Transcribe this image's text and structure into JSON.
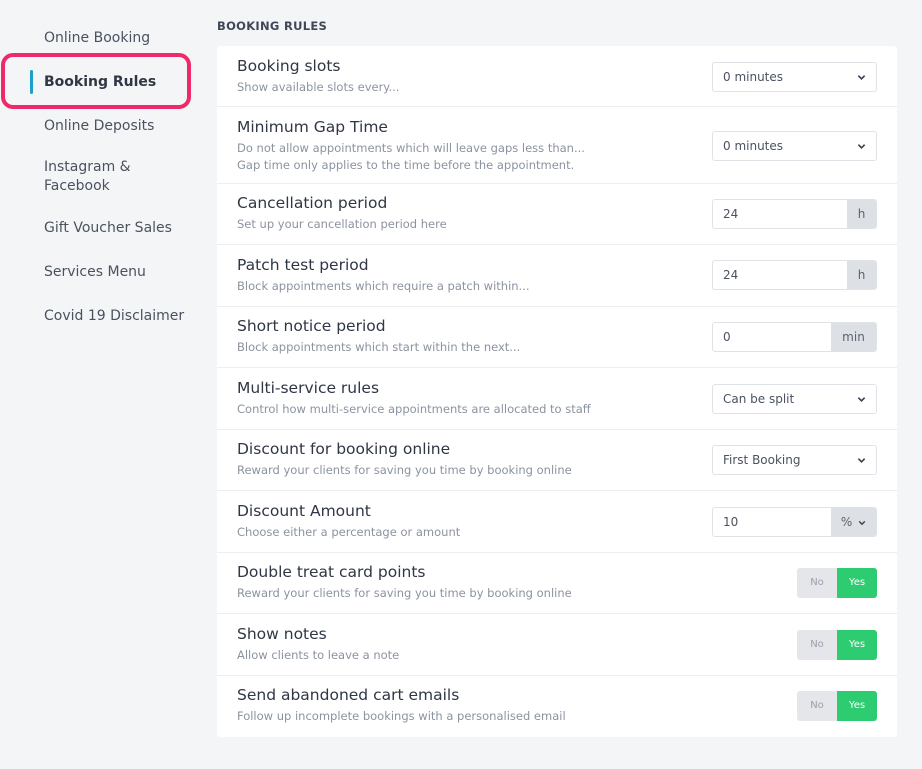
{
  "sidebar": {
    "items": [
      {
        "label": "Online Booking"
      },
      {
        "label": "Booking Rules",
        "active": true
      },
      {
        "label": "Online Deposits"
      },
      {
        "label": "Instagram &"
      },
      {
        "label": "Facebook"
      },
      {
        "label": "Gift Voucher Sales"
      },
      {
        "label": "Services Menu"
      },
      {
        "label": "Covid 19 Disclaimer"
      }
    ]
  },
  "colors": {
    "active_highlight": "#ee2a6b",
    "active_bar": "#1ba1c9",
    "toggle_yes": "#2ecc71"
  },
  "main": {
    "section_title": "BOOKING RULES",
    "rules": [
      {
        "title": "Booking slots",
        "desc": [
          "Show available slots every..."
        ],
        "control": "select",
        "value": "0 minutes"
      },
      {
        "title": "Minimum Gap Time",
        "desc": [
          "Do not allow appointments which will leave gaps less than...",
          "Gap time only applies to the time before the appointment."
        ],
        "control": "select",
        "value": "0 minutes"
      },
      {
        "title": "Cancellation period",
        "desc": [
          "Set up your cancellation period here"
        ],
        "control": "input",
        "value": "24",
        "unit": "h"
      },
      {
        "title": "Patch test period",
        "desc": [
          "Block appointments which require a patch within..."
        ],
        "control": "input",
        "value": "24",
        "unit": "h"
      },
      {
        "title": "Short notice period",
        "desc": [
          "Block appointments which start within the next..."
        ],
        "control": "input",
        "value": "0",
        "unit": "min"
      },
      {
        "title": "Multi-service rules",
        "desc": [
          "Control how multi-service appointments are allocated to staff"
        ],
        "control": "select",
        "value": "Can be split"
      },
      {
        "title": "Discount for booking online",
        "desc": [
          "Reward your clients for saving you time by booking online"
        ],
        "control": "select",
        "value": "First Booking"
      },
      {
        "title": "Discount Amount",
        "desc": [
          "Choose either a percentage or amount"
        ],
        "control": "input-select",
        "value": "10",
        "unit": "%"
      },
      {
        "title": "Double treat card points",
        "desc": [
          "Reward your clients for saving you time by booking online"
        ],
        "control": "toggle",
        "no_label": "No",
        "yes_label": "Yes",
        "selected": "Yes"
      },
      {
        "title": "Show notes",
        "desc": [
          "Allow clients to leave a note"
        ],
        "control": "toggle",
        "no_label": "No",
        "yes_label": "Yes",
        "selected": "Yes"
      },
      {
        "title": "Send abandoned cart emails",
        "desc": [
          "Follow up incomplete bookings with a personalised email"
        ],
        "control": "toggle",
        "no_label": "No",
        "yes_label": "Yes",
        "selected": "Yes"
      }
    ]
  }
}
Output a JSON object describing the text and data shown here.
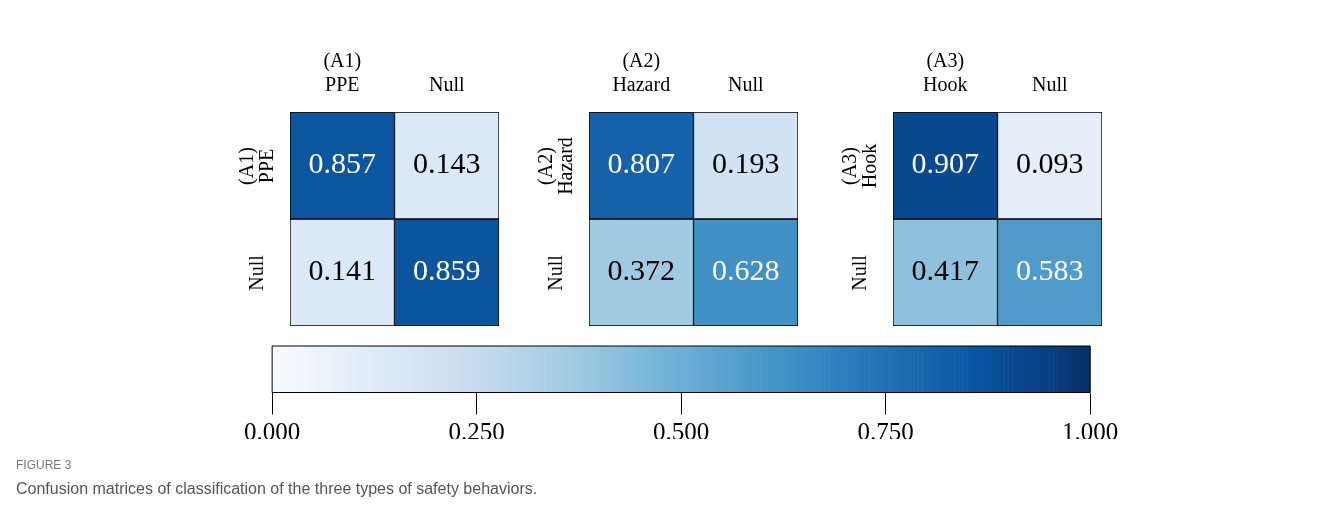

→ **Given exercise**: Would you return the data exactly as written, without the pictures?

→ **Solution to the problem**:
Transcribe this image's text and structure into JSON.
{
  "sidebar": {
    "items": [
      {
        "label": "Online Booking"
      },
      {
        "label": "Booking Rules",
        "active": true
      },
      {
        "label": "Online Deposits"
      },
      {
        "label": "Instagram &"
      },
      {
        "label": "Facebook"
      },
      {
        "label": "Gift Voucher Sales"
      },
      {
        "label": "Services Menu"
      },
      {
        "label": "Covid 19 Disclaimer"
      }
    ]
  },
  "colors": {
    "active_highlight": "#ee2a6b",
    "active_bar": "#1ba1c9",
    "toggle_yes": "#2ecc71"
  },
  "main": {
    "section_title": "BOOKING RULES",
    "rules": [
      {
        "title": "Booking slots",
        "desc": [
          "Show available slots every..."
        ],
        "control": "select",
        "value": "0 minutes"
      },
      {
        "title": "Minimum Gap Time",
        "desc": [
          "Do not allow appointments which will leave gaps less than...",
          "Gap time only applies to the time before the appointment."
        ],
        "control": "select",
        "value": "0 minutes"
      },
      {
        "title": "Cancellation period",
        "desc": [
          "Set up your cancellation period here"
        ],
        "control": "input",
        "value": "24",
        "unit": "h"
      },
      {
        "title": "Patch test period",
        "desc": [
          "Block appointments which require a patch within..."
        ],
        "control": "input",
        "value": "24",
        "unit": "h"
      },
      {
        "title": "Short notice period",
        "desc": [
          "Block appointments which start within the next..."
        ],
        "control": "input",
        "value": "0",
        "unit": "min"
      },
      {
        "title": "Multi-service rules",
        "desc": [
          "Control how multi-service appointments are allocated to staff"
        ],
        "control": "select",
        "value": "Can be split"
      },
      {
        "title": "Discount for booking online",
        "desc": [
          "Reward your clients for saving you time by booking online"
        ],
        "control": "select",
        "value": "First Booking"
      },
      {
        "title": "Discount Amount",
        "desc": [
          "Choose either a percentage or amount"
        ],
        "control": "input-select",
        "value": "10",
        "unit": "%"
      },
      {
        "title": "Double treat card points",
        "desc": [
          "Reward your clients for saving you time by booking online"
        ],
        "control": "toggle",
        "no_label": "No",
        "yes_label": "Yes",
        "selected": "Yes"
      },
      {
        "title": "Show notes",
        "desc": [
          "Allow clients to leave a note"
        ],
        "control": "toggle",
        "no_label": "No",
        "yes_label": "Yes",
        "selected": "Yes"
      },
      {
        "title": "Send abandoned cart emails",
        "desc": [
          "Follow up incomplete bookings with a personalised email"
        ],
        "control": "toggle",
        "no_label": "No",
        "yes_label": "Yes",
        "selected": "Yes"
      }
    ]
  }
}
Output a JSON object describing the text and data shown here.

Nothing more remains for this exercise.